(Records from a data collection)
== == ==

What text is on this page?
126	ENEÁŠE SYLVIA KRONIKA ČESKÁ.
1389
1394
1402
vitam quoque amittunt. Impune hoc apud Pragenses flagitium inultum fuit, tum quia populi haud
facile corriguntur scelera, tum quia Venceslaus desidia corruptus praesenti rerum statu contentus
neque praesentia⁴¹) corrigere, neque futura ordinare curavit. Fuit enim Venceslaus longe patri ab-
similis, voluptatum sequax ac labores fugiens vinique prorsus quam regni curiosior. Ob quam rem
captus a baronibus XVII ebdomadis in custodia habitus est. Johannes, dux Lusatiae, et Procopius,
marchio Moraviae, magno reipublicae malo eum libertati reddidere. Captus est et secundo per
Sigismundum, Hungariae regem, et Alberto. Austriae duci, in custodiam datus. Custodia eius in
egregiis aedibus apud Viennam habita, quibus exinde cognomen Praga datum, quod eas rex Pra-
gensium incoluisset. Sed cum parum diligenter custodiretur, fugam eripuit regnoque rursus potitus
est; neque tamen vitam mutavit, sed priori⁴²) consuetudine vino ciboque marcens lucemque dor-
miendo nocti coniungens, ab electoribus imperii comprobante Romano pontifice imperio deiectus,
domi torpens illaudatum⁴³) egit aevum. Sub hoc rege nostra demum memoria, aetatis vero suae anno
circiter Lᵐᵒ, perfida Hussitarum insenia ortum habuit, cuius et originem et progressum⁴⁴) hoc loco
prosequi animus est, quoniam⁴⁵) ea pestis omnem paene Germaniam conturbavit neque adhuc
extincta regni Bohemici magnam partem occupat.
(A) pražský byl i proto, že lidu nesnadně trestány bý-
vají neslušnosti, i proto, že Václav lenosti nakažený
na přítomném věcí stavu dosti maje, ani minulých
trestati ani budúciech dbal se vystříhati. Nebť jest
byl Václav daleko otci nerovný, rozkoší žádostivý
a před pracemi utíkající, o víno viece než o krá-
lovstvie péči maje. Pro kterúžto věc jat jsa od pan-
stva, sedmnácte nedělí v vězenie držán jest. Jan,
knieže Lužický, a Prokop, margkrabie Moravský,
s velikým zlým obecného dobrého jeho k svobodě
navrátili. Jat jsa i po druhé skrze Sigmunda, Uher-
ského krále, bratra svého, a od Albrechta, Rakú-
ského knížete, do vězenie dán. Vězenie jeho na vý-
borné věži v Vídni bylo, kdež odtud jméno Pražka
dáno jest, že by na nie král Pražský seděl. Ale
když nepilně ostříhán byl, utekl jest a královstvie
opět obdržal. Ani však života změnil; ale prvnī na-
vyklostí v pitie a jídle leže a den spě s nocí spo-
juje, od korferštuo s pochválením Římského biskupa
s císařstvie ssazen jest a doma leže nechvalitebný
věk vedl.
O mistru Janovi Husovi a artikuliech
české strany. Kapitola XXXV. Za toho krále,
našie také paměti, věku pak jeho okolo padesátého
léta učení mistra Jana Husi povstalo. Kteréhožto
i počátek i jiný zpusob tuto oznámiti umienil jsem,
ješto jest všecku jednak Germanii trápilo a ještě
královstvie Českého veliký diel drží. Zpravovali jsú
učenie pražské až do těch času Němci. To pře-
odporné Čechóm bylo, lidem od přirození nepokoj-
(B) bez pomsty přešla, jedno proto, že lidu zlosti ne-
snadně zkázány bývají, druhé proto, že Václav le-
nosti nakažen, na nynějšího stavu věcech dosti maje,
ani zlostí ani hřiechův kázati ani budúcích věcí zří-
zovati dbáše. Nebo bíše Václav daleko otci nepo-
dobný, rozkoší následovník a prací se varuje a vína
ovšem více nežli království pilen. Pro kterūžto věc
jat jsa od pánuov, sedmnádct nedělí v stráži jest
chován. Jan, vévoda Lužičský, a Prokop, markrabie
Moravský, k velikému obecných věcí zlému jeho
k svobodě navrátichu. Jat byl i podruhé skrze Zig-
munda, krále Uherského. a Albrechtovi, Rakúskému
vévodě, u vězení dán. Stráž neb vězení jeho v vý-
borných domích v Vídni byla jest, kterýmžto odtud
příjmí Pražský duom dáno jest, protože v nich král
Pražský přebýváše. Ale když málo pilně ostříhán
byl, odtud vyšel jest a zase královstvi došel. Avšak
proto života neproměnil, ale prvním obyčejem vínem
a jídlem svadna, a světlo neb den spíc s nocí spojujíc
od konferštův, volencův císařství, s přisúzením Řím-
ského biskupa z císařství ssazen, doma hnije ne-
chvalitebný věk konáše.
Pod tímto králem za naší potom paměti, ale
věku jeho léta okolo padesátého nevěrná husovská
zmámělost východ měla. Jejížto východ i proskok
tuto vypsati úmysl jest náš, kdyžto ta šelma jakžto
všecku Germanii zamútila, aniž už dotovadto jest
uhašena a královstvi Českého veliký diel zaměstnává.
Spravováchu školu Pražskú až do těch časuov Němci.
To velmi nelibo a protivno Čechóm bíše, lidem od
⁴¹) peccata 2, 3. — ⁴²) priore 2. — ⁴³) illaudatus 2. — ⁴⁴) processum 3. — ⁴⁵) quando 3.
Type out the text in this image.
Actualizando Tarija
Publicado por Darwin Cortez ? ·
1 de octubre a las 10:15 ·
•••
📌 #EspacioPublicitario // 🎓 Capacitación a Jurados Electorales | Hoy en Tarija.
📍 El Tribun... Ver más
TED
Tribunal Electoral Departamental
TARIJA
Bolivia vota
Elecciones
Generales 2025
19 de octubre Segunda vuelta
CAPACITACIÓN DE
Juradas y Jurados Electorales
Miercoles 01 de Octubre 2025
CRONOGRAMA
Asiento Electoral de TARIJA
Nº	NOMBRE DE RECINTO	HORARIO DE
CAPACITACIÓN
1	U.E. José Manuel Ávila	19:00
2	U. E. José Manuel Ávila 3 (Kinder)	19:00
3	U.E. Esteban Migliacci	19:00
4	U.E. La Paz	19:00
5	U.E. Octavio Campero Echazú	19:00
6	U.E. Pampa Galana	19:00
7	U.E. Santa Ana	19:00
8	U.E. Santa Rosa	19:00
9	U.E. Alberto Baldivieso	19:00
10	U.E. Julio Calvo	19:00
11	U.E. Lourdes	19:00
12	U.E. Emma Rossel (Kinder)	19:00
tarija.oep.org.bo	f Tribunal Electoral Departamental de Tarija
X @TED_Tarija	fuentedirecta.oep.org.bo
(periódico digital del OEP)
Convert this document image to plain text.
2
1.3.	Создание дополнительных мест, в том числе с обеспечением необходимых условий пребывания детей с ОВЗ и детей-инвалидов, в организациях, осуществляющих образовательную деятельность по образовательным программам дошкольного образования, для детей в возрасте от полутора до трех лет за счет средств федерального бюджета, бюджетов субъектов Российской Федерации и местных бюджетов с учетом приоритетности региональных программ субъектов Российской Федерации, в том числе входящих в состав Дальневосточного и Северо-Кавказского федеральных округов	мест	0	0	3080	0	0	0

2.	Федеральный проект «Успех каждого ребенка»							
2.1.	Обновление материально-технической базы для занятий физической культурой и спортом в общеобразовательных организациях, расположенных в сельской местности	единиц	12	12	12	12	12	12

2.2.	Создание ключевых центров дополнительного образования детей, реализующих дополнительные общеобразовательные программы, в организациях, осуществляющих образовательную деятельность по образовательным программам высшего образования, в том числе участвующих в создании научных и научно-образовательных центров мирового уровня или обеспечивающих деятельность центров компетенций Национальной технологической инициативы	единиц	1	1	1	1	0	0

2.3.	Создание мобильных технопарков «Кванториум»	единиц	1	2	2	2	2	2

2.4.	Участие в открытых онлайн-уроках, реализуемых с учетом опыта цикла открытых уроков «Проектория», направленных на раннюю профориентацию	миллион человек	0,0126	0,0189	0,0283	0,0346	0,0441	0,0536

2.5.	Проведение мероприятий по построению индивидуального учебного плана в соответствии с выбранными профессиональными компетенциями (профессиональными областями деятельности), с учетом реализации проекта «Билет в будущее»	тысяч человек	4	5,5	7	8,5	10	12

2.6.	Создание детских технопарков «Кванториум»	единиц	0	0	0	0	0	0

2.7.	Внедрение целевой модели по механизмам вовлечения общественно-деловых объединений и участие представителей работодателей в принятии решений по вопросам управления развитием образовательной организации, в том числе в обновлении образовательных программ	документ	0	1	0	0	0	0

== == ==

**YOUR INSTRUCTIONS**
Determine how many lines of the listing hold the word "apud" and reply with that figure alone.

**SOLUTION TO THIS TASK**
2